Goal of the exercise | Where a line in the listing below contains the word "Processing", copy that line.

Record set |
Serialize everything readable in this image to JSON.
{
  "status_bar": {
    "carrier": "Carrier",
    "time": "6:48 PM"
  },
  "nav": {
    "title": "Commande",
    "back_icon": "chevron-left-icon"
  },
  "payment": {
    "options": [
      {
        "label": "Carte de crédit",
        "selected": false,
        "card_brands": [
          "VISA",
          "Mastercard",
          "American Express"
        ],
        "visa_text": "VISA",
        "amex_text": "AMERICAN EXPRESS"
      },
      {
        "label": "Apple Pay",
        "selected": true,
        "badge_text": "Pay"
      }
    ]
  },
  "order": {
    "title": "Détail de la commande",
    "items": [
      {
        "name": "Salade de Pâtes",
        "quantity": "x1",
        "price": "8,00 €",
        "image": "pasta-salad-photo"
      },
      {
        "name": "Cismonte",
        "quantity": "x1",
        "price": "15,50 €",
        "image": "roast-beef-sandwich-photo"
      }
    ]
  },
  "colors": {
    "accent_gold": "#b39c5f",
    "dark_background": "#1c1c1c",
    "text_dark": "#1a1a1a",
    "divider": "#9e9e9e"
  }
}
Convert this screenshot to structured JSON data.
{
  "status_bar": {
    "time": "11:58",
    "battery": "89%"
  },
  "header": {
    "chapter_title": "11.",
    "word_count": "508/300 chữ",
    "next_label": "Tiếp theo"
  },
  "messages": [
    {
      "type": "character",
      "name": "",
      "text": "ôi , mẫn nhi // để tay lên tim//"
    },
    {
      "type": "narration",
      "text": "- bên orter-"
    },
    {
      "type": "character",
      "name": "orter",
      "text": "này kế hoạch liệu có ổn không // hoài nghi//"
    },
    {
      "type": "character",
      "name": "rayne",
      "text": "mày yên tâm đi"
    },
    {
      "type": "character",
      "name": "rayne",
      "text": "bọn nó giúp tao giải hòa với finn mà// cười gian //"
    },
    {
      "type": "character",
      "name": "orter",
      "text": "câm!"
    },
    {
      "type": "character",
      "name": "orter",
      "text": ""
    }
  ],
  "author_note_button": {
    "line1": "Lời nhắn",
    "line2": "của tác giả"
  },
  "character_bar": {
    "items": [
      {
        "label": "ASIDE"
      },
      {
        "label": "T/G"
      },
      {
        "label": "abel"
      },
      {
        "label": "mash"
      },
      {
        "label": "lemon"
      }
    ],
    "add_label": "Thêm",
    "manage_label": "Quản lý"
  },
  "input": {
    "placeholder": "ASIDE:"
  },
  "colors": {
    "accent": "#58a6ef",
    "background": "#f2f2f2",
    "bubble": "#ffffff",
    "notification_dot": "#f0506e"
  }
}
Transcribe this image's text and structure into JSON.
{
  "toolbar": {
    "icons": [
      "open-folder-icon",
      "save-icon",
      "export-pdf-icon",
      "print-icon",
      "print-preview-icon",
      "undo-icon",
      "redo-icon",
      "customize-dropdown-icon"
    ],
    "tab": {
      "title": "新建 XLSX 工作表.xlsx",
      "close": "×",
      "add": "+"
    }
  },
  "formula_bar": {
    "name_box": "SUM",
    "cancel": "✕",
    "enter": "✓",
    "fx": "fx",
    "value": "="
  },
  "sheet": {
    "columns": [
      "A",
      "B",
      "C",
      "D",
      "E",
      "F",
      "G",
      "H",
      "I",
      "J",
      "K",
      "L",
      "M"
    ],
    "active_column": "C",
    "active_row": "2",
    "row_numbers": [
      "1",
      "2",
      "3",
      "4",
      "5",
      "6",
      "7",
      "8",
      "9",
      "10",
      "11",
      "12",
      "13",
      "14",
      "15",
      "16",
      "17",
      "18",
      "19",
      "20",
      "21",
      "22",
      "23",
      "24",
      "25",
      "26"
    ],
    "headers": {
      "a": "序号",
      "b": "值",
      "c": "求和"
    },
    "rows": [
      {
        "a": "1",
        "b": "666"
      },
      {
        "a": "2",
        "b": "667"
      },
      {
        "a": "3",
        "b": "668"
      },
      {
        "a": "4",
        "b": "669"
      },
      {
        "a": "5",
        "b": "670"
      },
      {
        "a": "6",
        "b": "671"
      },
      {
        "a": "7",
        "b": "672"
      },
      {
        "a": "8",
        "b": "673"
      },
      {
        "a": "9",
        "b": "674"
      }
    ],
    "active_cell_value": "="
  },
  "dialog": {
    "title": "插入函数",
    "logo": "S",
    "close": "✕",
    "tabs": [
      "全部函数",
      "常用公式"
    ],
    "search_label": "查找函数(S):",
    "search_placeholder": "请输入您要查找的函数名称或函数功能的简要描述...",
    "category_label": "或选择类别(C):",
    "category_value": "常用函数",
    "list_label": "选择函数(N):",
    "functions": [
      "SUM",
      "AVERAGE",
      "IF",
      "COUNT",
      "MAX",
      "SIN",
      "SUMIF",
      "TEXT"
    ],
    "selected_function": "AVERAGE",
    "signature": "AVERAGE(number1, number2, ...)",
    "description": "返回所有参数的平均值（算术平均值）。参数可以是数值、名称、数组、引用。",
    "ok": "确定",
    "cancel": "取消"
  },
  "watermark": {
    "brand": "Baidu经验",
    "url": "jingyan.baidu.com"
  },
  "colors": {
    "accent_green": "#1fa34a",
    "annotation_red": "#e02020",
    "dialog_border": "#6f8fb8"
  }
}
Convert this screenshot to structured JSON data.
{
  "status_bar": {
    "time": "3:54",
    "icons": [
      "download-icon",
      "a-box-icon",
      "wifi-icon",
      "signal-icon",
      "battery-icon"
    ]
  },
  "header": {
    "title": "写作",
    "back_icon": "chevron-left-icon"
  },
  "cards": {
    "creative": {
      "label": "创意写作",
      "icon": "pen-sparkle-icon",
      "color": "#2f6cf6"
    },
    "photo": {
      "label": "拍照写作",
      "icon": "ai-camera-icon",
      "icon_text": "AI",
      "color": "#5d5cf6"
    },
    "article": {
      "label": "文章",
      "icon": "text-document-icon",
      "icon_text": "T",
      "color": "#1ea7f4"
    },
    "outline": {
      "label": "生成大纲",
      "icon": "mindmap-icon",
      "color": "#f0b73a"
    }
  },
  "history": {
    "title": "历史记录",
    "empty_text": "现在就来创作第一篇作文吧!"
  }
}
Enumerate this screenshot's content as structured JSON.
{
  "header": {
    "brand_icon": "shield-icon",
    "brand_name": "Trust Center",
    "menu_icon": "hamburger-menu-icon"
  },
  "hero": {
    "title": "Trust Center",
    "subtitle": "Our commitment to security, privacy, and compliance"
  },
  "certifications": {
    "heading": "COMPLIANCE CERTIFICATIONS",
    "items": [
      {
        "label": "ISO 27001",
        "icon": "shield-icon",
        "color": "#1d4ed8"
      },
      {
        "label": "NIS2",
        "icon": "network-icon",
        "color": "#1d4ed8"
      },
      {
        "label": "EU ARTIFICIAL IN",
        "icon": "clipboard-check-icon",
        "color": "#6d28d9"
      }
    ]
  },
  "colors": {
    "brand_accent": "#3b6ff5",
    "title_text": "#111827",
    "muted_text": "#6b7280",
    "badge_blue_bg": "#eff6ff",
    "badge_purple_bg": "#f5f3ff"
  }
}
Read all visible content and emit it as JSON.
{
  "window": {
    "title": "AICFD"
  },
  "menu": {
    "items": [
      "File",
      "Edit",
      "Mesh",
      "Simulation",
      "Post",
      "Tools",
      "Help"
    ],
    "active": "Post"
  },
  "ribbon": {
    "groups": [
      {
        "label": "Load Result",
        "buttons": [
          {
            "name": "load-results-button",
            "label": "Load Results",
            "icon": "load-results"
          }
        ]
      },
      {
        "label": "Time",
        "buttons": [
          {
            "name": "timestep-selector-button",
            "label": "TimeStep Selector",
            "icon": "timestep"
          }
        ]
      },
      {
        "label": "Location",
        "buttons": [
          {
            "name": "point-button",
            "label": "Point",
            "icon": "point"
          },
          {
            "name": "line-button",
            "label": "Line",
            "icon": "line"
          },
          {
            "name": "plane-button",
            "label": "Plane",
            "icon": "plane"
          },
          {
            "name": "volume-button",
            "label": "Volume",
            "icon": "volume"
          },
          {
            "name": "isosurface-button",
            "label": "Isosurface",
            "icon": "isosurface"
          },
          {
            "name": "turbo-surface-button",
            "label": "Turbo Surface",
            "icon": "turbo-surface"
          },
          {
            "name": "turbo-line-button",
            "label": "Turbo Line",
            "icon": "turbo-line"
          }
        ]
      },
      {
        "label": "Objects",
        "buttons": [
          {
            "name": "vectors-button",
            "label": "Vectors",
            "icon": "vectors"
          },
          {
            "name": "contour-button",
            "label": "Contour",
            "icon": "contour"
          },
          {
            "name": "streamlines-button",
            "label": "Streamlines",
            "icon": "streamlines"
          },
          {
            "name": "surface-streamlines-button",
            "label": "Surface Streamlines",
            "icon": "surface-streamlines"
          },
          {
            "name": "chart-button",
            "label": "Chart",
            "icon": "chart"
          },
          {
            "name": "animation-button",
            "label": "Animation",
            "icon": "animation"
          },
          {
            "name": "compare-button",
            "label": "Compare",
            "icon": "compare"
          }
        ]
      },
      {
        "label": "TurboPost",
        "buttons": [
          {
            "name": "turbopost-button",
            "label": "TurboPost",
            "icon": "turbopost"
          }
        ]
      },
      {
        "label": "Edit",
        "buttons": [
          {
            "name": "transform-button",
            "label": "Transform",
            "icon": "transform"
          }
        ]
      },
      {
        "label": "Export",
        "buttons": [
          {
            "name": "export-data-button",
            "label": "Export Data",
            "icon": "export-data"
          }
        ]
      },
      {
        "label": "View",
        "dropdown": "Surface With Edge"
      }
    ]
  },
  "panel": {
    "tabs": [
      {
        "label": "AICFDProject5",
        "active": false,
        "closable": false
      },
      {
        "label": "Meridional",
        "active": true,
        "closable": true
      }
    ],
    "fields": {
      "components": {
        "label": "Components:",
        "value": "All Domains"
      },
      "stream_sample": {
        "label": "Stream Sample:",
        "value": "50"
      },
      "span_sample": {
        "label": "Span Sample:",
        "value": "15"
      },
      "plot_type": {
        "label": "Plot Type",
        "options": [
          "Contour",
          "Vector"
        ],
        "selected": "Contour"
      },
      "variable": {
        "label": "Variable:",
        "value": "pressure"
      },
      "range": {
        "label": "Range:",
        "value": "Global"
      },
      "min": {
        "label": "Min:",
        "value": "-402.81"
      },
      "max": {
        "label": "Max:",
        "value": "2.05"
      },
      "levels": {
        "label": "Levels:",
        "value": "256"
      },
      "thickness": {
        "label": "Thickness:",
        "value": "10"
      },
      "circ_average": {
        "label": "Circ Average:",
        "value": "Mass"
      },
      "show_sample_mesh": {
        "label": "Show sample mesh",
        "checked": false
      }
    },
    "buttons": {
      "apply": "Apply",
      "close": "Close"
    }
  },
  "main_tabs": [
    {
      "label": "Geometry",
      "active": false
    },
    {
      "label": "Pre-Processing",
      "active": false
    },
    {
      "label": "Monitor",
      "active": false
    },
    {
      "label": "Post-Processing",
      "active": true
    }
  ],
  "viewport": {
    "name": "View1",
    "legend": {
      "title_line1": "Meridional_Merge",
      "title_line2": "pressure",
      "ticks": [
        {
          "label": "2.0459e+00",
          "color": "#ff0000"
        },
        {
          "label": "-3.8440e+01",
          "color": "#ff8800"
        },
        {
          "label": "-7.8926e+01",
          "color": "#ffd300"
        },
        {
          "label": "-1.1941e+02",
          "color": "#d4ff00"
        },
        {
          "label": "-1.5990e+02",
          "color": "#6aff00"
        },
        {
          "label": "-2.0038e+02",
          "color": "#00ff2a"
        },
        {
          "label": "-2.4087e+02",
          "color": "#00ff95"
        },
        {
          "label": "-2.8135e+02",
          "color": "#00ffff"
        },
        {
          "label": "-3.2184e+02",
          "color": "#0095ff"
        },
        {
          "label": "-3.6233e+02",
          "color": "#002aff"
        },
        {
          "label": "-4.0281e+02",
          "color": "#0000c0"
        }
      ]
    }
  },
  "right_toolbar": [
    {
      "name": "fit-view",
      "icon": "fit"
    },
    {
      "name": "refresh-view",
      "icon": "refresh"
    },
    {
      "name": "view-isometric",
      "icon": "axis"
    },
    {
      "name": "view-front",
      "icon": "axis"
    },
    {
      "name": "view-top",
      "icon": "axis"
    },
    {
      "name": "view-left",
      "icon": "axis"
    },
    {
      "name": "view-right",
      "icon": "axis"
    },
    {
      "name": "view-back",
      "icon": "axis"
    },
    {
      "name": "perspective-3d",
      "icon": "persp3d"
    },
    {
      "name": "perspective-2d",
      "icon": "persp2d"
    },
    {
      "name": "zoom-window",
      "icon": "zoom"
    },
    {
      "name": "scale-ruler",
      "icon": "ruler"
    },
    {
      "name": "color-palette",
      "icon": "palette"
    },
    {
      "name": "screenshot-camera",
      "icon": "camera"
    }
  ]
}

Answer in full |
      "label": "Pre-Processing",
      "label": "Post-Processing",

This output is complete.